== RECORD SET
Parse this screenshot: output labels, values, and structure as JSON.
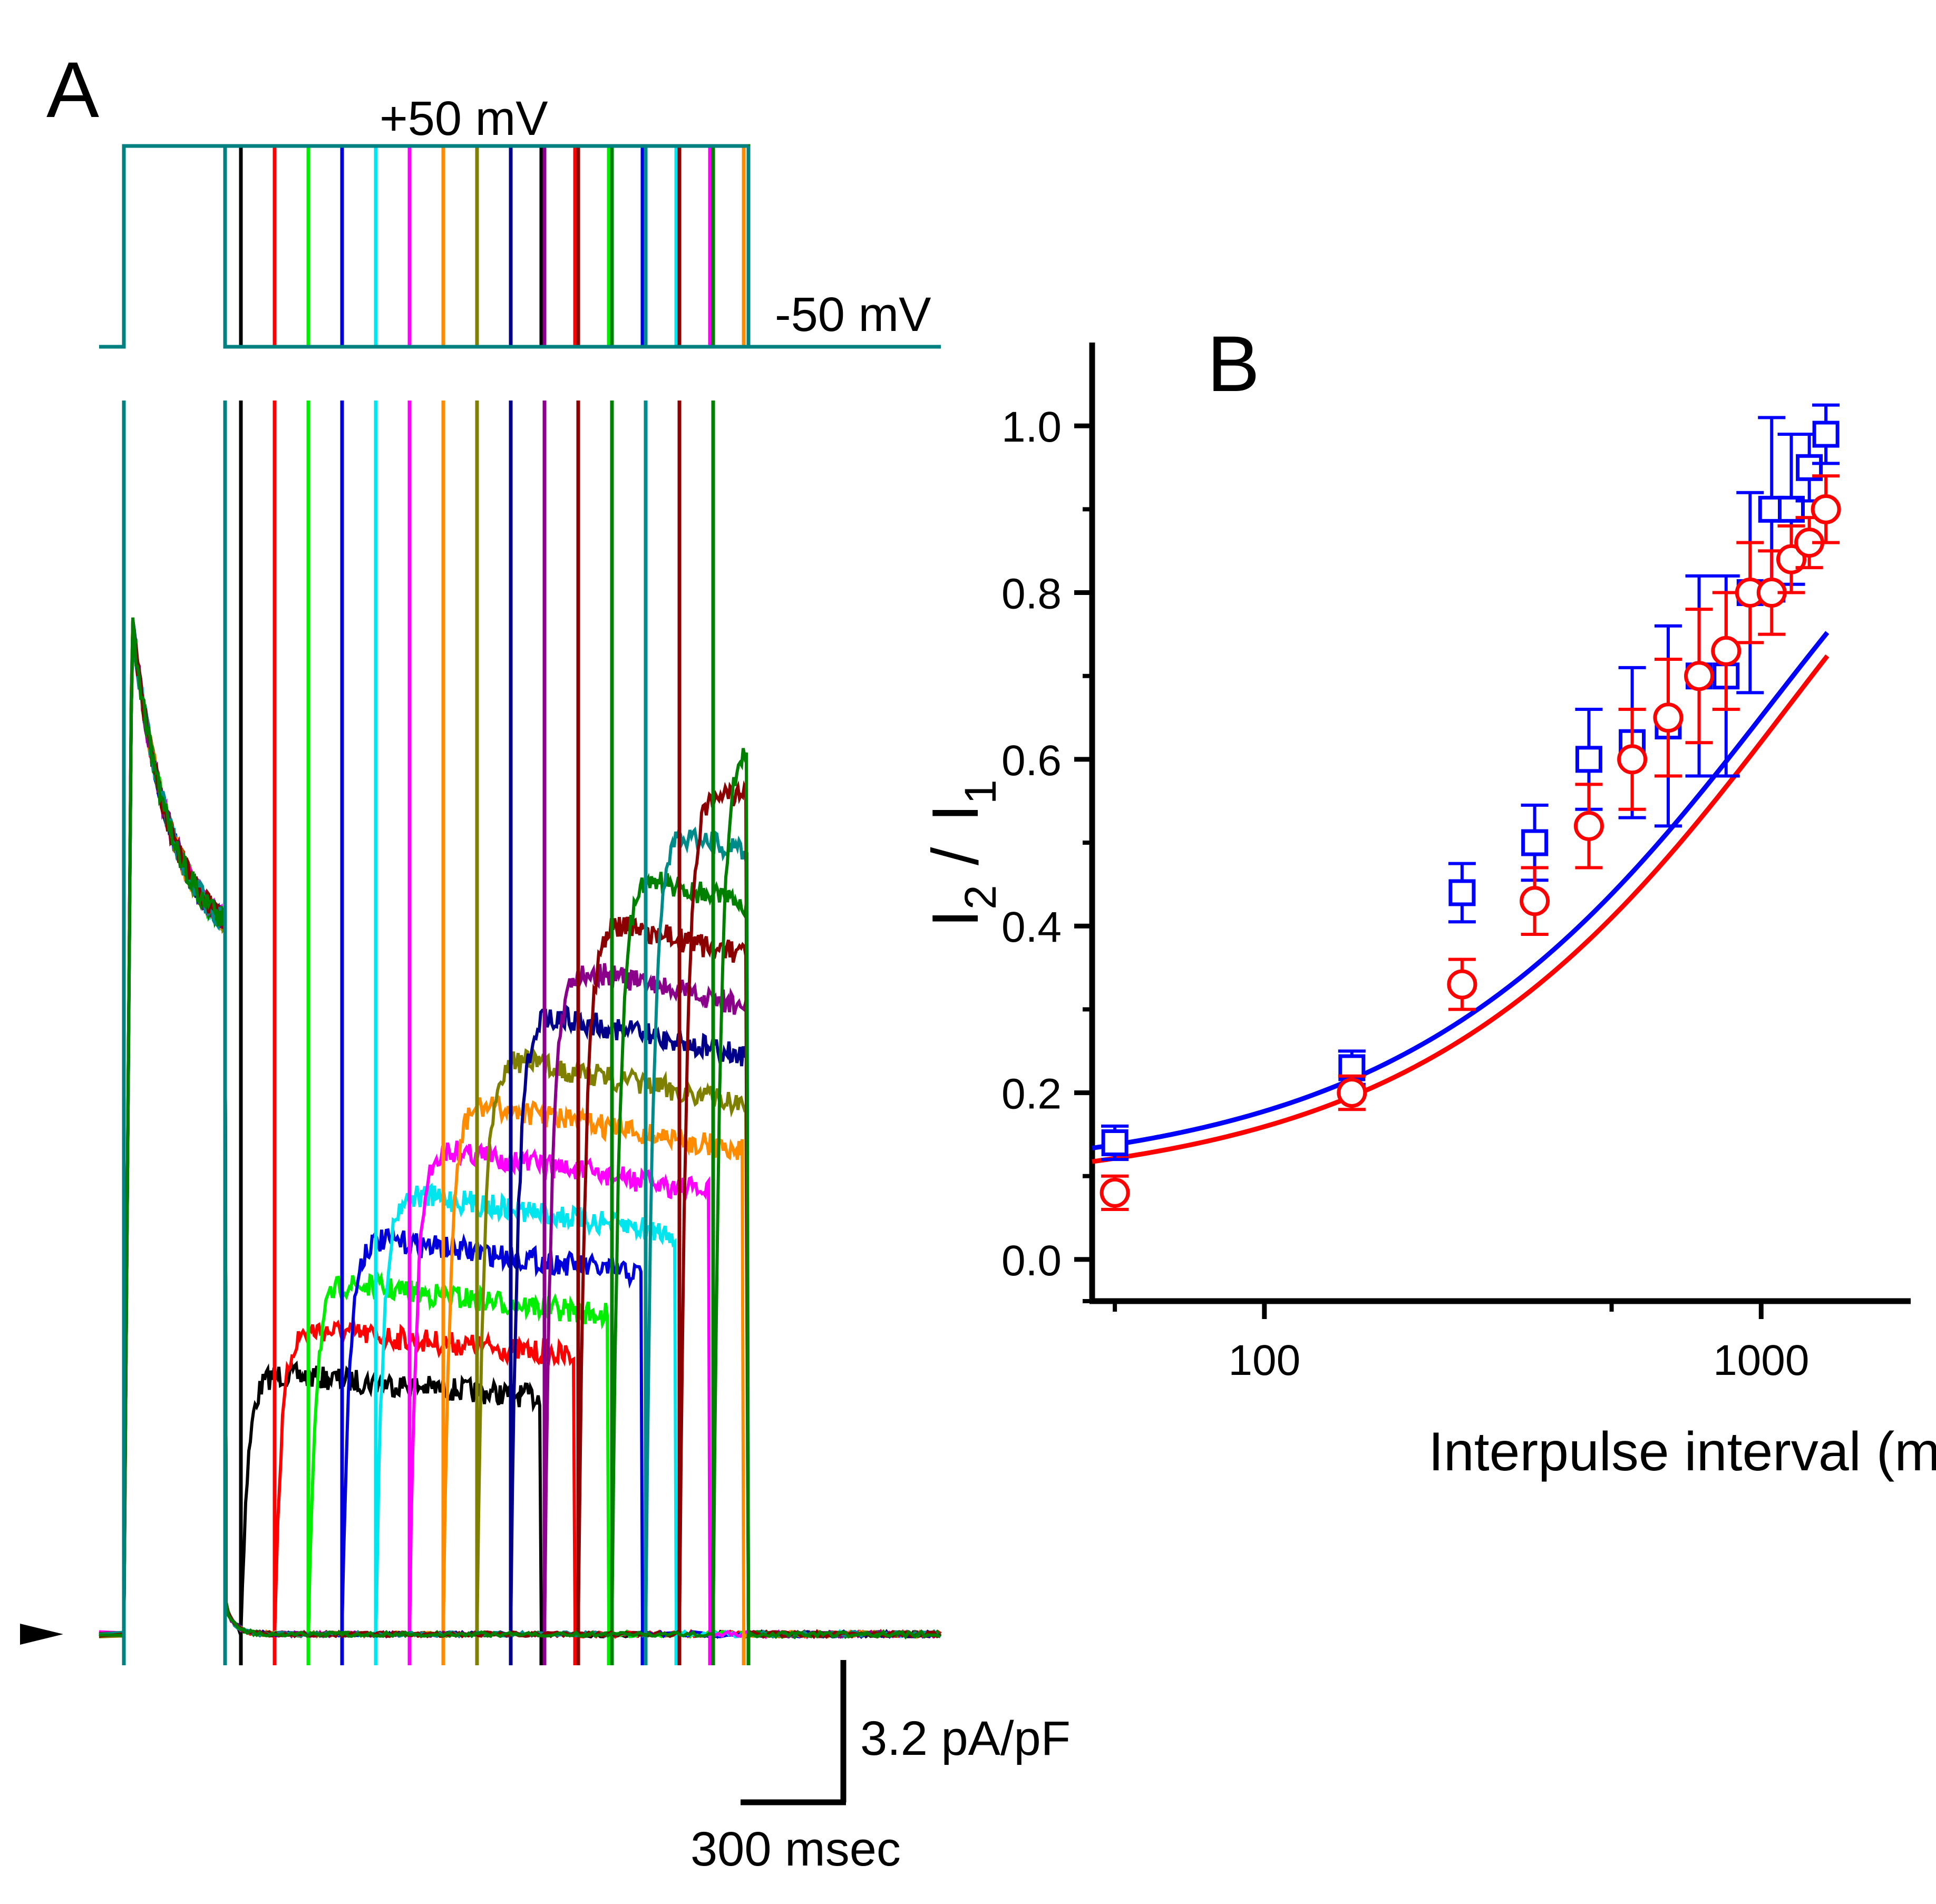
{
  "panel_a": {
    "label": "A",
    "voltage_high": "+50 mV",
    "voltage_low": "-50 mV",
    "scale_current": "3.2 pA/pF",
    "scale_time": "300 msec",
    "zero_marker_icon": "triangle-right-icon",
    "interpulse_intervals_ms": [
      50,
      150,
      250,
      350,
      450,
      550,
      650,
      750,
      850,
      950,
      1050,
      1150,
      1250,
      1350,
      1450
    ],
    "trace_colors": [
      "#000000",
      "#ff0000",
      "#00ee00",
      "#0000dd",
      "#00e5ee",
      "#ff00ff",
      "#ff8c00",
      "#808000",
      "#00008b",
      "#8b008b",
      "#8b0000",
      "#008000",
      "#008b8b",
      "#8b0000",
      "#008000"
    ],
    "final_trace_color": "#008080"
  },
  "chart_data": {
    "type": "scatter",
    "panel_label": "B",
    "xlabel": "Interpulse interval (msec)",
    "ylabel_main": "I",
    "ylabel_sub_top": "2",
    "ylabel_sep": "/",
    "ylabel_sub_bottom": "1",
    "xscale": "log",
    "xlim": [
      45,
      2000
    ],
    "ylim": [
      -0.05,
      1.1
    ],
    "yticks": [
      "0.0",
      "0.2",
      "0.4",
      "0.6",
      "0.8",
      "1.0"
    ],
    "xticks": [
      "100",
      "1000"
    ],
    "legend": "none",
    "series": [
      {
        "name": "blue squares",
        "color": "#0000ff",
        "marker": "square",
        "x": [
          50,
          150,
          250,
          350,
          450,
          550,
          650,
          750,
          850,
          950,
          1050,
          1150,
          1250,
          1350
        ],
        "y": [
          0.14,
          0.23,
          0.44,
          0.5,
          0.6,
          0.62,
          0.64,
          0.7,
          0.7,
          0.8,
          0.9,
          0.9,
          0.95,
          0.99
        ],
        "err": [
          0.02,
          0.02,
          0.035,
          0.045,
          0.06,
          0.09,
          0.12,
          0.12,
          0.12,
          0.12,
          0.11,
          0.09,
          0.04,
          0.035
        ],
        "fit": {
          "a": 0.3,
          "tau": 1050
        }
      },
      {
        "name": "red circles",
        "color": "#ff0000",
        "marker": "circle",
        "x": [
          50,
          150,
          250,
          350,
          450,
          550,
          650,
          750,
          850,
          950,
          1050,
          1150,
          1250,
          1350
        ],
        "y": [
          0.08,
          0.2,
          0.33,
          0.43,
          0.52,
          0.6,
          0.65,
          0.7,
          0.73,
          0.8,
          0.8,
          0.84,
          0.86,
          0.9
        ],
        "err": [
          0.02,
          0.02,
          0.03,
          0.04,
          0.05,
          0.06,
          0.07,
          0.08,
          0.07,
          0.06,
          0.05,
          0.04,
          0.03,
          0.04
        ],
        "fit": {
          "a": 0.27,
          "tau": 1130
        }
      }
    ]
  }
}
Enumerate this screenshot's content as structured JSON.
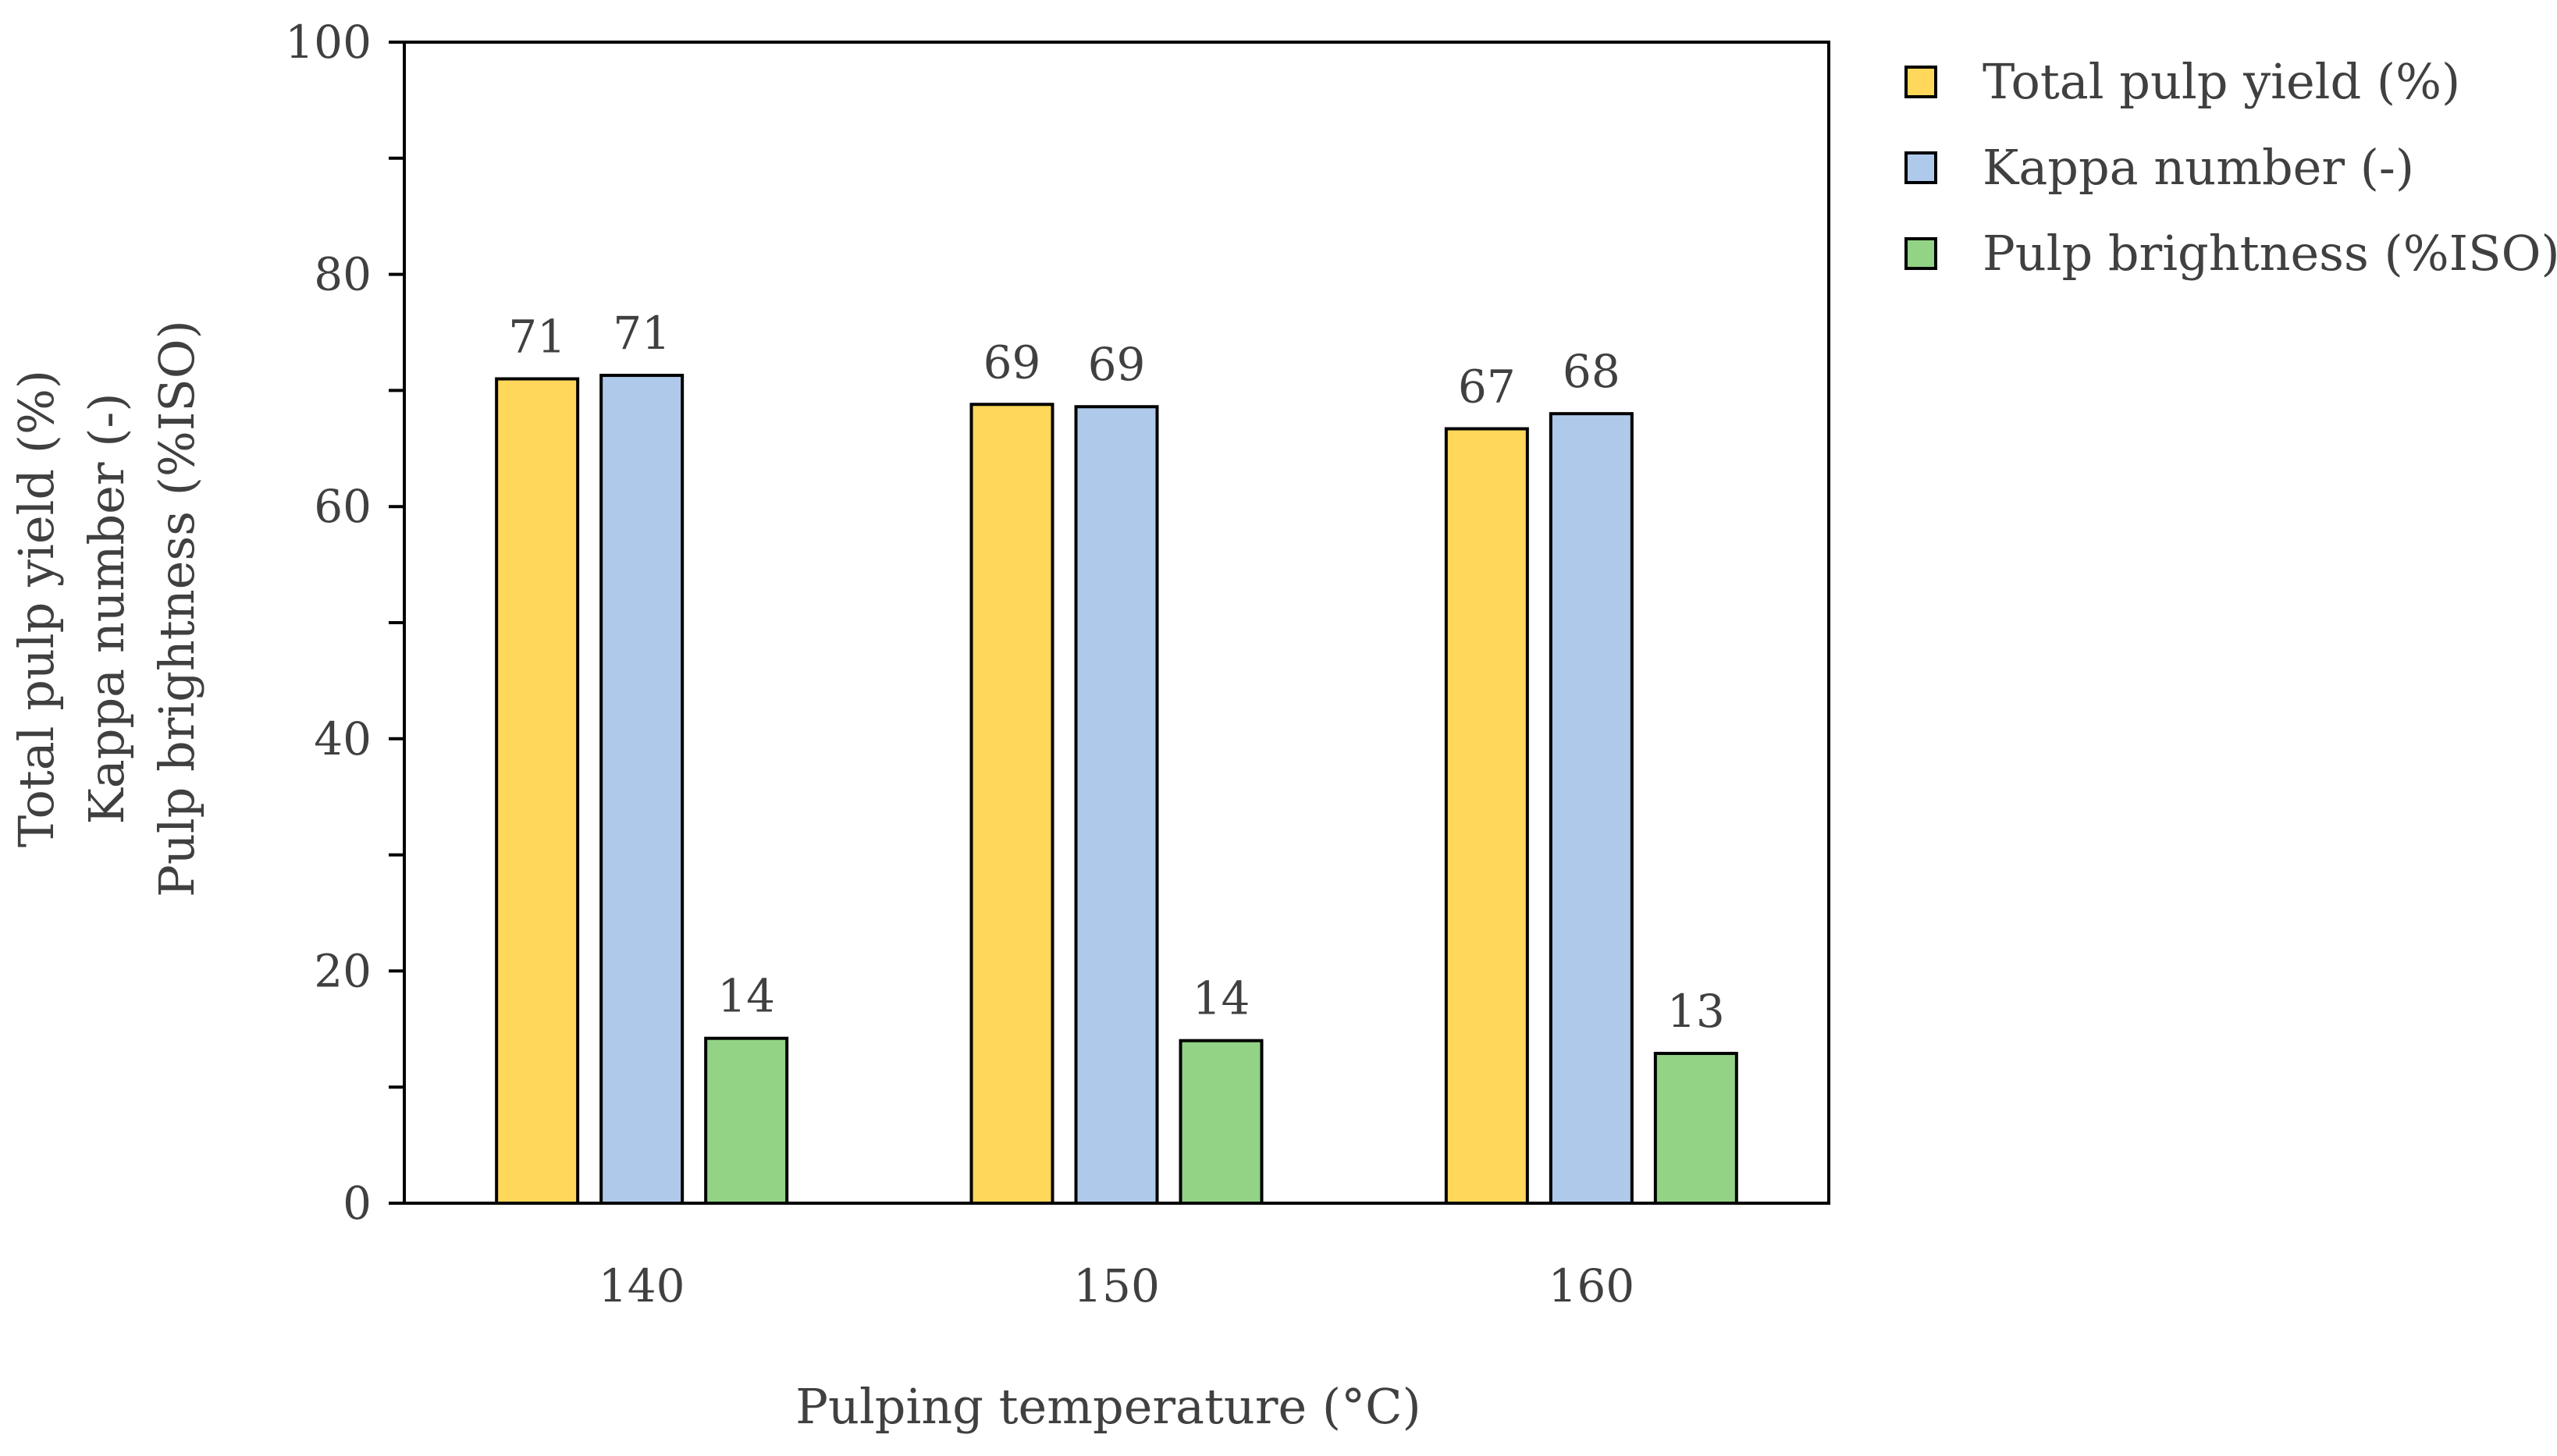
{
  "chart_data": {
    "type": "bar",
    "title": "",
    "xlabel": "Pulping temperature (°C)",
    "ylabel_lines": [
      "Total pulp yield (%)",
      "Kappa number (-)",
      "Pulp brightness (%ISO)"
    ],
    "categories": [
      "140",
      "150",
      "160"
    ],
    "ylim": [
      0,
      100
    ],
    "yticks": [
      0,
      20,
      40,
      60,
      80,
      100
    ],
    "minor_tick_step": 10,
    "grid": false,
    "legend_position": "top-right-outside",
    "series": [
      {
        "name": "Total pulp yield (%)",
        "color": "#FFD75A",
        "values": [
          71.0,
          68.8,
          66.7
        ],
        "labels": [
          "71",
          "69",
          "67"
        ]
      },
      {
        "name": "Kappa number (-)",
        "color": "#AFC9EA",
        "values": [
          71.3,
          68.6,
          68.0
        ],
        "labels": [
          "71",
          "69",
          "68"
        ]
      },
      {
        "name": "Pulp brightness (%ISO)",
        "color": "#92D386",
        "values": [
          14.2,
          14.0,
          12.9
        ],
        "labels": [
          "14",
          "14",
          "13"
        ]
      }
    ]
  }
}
====
Every record is to be reproduced exactly, with no pictures included.

**WORKED SOLUTION**:
Parse this screenshot: output labels, values, and structure as JSON.
{
  "panel_a": {
    "label": "A",
    "voltage_high": "+50 mV",
    "voltage_low": "-50 mV",
    "scale_current": "3.2 pA/pF",
    "scale_time": "300 msec",
    "zero_marker_icon": "triangle-right-icon",
    "interpulse_intervals_ms": [
      50,
      150,
      250,
      350,
      450,
      550,
      650,
      750,
      850,
      950,
      1050,
      1150,
      1250,
      1350,
      1450
    ],
    "trace_colors": [
      "#000000",
      "#ff0000",
      "#00ee00",
      "#0000dd",
      "#00e5ee",
      "#ff00ff",
      "#ff8c00",
      "#808000",
      "#00008b",
      "#8b008b",
      "#8b0000",
      "#008000",
      "#008b8b",
      "#8b0000",
      "#008000"
    ],
    "final_trace_color": "#008080"
  },
  "chart_data": {
    "type": "scatter",
    "panel_label": "B",
    "xlabel": "Interpulse interval (msec)",
    "ylabel_main": "I",
    "ylabel_sub_top": "2",
    "ylabel_sep": "/",
    "ylabel_sub_bottom": "1",
    "xscale": "log",
    "xlim": [
      45,
      2000
    ],
    "ylim": [
      -0.05,
      1.1
    ],
    "yticks": [
      "0.0",
      "0.2",
      "0.4",
      "0.6",
      "0.8",
      "1.0"
    ],
    "xticks": [
      "100",
      "1000"
    ],
    "legend": "none",
    "series": [
      {
        "name": "blue squares",
        "color": "#0000ff",
        "marker": "square",
        "x": [
          50,
          150,
          250,
          350,
          450,
          550,
          650,
          750,
          850,
          950,
          1050,
          1150,
          1250,
          1350
        ],
        "y": [
          0.14,
          0.23,
          0.44,
          0.5,
          0.6,
          0.62,
          0.64,
          0.7,
          0.7,
          0.8,
          0.9,
          0.9,
          0.95,
          0.99
        ],
        "err": [
          0.02,
          0.02,
          0.035,
          0.045,
          0.06,
          0.09,
          0.12,
          0.12,
          0.12,
          0.12,
          0.11,
          0.09,
          0.04,
          0.035
        ],
        "fit": {
          "a": 0.3,
          "tau": 1050
        }
      },
      {
        "name": "red circles",
        "color": "#ff0000",
        "marker": "circle",
        "x": [
          50,
          150,
          250,
          350,
          450,
          550,
          650,
          750,
          850,
          950,
          1050,
          1150,
          1250,
          1350
        ],
        "y": [
          0.08,
          0.2,
          0.33,
          0.43,
          0.52,
          0.6,
          0.65,
          0.7,
          0.73,
          0.8,
          0.8,
          0.84,
          0.86,
          0.9
        ],
        "err": [
          0.02,
          0.02,
          0.03,
          0.04,
          0.05,
          0.06,
          0.07,
          0.08,
          0.07,
          0.06,
          0.05,
          0.04,
          0.03,
          0.04
        ],
        "fit": {
          "a": 0.27,
          "tau": 1130
        }
      }
    ]
  }
}
Enumerate this screenshot's content as structured JSON.
{
  "chart_data": {
    "type": "bar",
    "title": "",
    "xlabel": "Pulping temperature (°C)",
    "ylabel_lines": [
      "Total pulp yield (%)",
      "Kappa number (-)",
      "Pulp brightness (%ISO)"
    ],
    "categories": [
      "140",
      "150",
      "160"
    ],
    "ylim": [
      0,
      100
    ],
    "yticks": [
      0,
      20,
      40,
      60,
      80,
      100
    ],
    "minor_tick_step": 10,
    "grid": false,
    "legend_position": "top-right-outside",
    "series": [
      {
        "name": "Total pulp yield (%)",
        "color": "#FFD75A",
        "values": [
          71.0,
          68.8,
          66.7
        ],
        "labels": [
          "71",
          "69",
          "67"
        ]
      },
      {
        "name": "Kappa number (-)",
        "color": "#AFC9EA",
        "values": [
          71.3,
          68.6,
          68.0
        ],
        "labels": [
          "71",
          "69",
          "68"
        ]
      },
      {
        "name": "Pulp brightness (%ISO)",
        "color": "#92D386",
        "values": [
          14.2,
          14.0,
          12.9
        ],
        "labels": [
          "14",
          "14",
          "13"
        ]
      }
    ]
  }
}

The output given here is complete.